_Problem description_
Return each line of the records below verbatim, omitting the picture lines.

_Data rows_
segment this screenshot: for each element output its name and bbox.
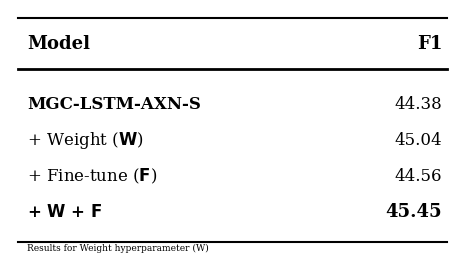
Text: + $\mathbf{W}$ + $\mathbf{F}$: + $\mathbf{W}$ + $\mathbf{F}$: [27, 204, 103, 221]
Text: 44.56: 44.56: [394, 168, 441, 185]
Text: 45.04: 45.04: [394, 132, 441, 149]
Text: 44.38: 44.38: [394, 97, 441, 113]
Text: Model: Model: [27, 35, 90, 52]
Text: Results for Weight hyperparameter (W): Results for Weight hyperparameter (W): [27, 244, 209, 253]
Text: MGC-LSTM-AXN-S: MGC-LSTM-AXN-S: [27, 97, 201, 113]
Text: F1: F1: [416, 35, 441, 52]
Text: + Weight ($\mathbf{W}$): + Weight ($\mathbf{W}$): [27, 130, 144, 151]
Text: + Fine-tune ($\mathbf{F}$): + Fine-tune ($\mathbf{F}$): [27, 167, 157, 186]
Text: 45.45: 45.45: [385, 204, 441, 221]
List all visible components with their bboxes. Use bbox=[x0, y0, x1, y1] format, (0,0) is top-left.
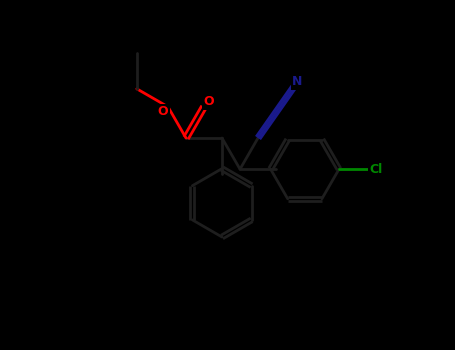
Text: Cl: Cl bbox=[369, 163, 382, 176]
Text: O: O bbox=[204, 95, 214, 108]
Text: O: O bbox=[158, 105, 168, 118]
Text: N: N bbox=[292, 76, 303, 89]
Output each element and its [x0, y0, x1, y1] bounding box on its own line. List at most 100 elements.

_Exercise result_
segment this screenshot: for each element output its name and bbox.
Text: + $\mathbf{W}$ + $\mathbf{F}$: + $\mathbf{W}$ + $\mathbf{F}$: [27, 204, 103, 221]
Text: 44.56: 44.56: [394, 168, 441, 185]
Text: 45.04: 45.04: [394, 132, 441, 149]
Text: 44.38: 44.38: [394, 97, 441, 113]
Text: Model: Model: [27, 35, 90, 52]
Text: Results for Weight hyperparameter (W): Results for Weight hyperparameter (W): [27, 244, 209, 253]
Text: MGC-LSTM-AXN-S: MGC-LSTM-AXN-S: [27, 97, 201, 113]
Text: F1: F1: [416, 35, 441, 52]
Text: + Weight ($\mathbf{W}$): + Weight ($\mathbf{W}$): [27, 130, 144, 151]
Text: + Fine-tune ($\mathbf{F}$): + Fine-tune ($\mathbf{F}$): [27, 167, 157, 186]
Text: 45.45: 45.45: [385, 204, 441, 221]
List all visible components with their bboxes. Use bbox=[x0, y0, x1, y1] format, (0,0) is top-left.
Text: Cl: Cl bbox=[369, 163, 382, 176]
Text: O: O bbox=[204, 95, 214, 108]
Text: O: O bbox=[158, 105, 168, 118]
Text: N: N bbox=[292, 76, 303, 89]
Output each element and its [x0, y0, x1, y1] bounding box on its own line. List at most 100 elements.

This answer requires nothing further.